[Job]
Scan the data for "ffffff" and copy the lines it appears in.

[Records to use]

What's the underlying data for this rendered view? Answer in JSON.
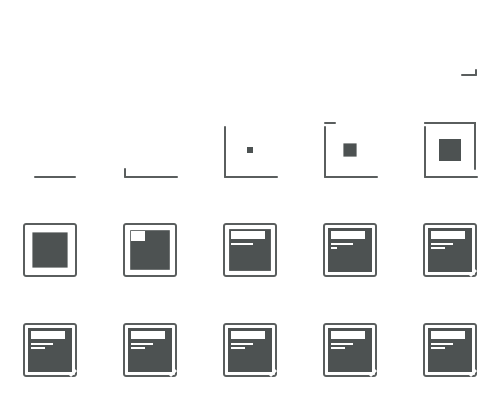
{
  "theme": {
    "stroke_color": "#5a5e5e",
    "fill_color": "#4d5252",
    "highlight_color": "#ffffff",
    "background_color": "#ffffff"
  },
  "sequence": {
    "description_visible": false,
    "frame_count": 15,
    "rows": [
      {
        "frames": [
          {
            "outline_sides": 0,
            "inner_fill": 0.0,
            "content_lines": 0,
            "corner_fold": false,
            "partial_dash": true
          },
          {
            "outline_sides": 1,
            "inner_fill": 0.0,
            "content_lines": 0,
            "corner_fold": false
          },
          {
            "outline_sides": 2,
            "inner_fill": 0.1,
            "content_lines": 0,
            "corner_fold": false
          },
          {
            "outline_sides": 3,
            "inner_fill": 0.3,
            "content_lines": 0,
            "corner_fold": false
          },
          {
            "outline_sides": 4,
            "inner_fill": 0.5,
            "content_lines": 0,
            "corner_fold": false
          }
        ]
      },
      {
        "frames": [
          {
            "outline_sides": 4,
            "inner_fill": 0.8,
            "content_lines": 0,
            "corner_fold": false
          },
          {
            "outline_sides": 4,
            "inner_fill": 0.9,
            "content_lines": 0,
            "corner_fold": false,
            "header_block": true
          },
          {
            "outline_sides": 4,
            "inner_fill": 0.95,
            "content_lines": 1,
            "corner_fold": false
          },
          {
            "outline_sides": 4,
            "inner_fill": 1.0,
            "content_lines": 2,
            "corner_fold": false
          },
          {
            "outline_sides": 4,
            "inner_fill": 1.0,
            "content_lines": 3,
            "corner_fold": true
          }
        ]
      },
      {
        "frames": [
          {
            "outline_sides": 4,
            "inner_fill": 1.0,
            "content_lines": 3,
            "corner_fold": true
          },
          {
            "outline_sides": 4,
            "inner_fill": 1.0,
            "content_lines": 3,
            "corner_fold": true
          },
          {
            "outline_sides": 4,
            "inner_fill": 1.0,
            "content_lines": 3,
            "corner_fold": true
          },
          {
            "outline_sides": 4,
            "inner_fill": 1.0,
            "content_lines": 3,
            "corner_fold": true
          },
          {
            "outline_sides": 4,
            "inner_fill": 1.0,
            "content_lines": 3,
            "corner_fold": true
          }
        ]
      }
    ]
  }
}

[Worked answer]
    "highlight_color": "#ffffff",
    "background_color": "#ffffff"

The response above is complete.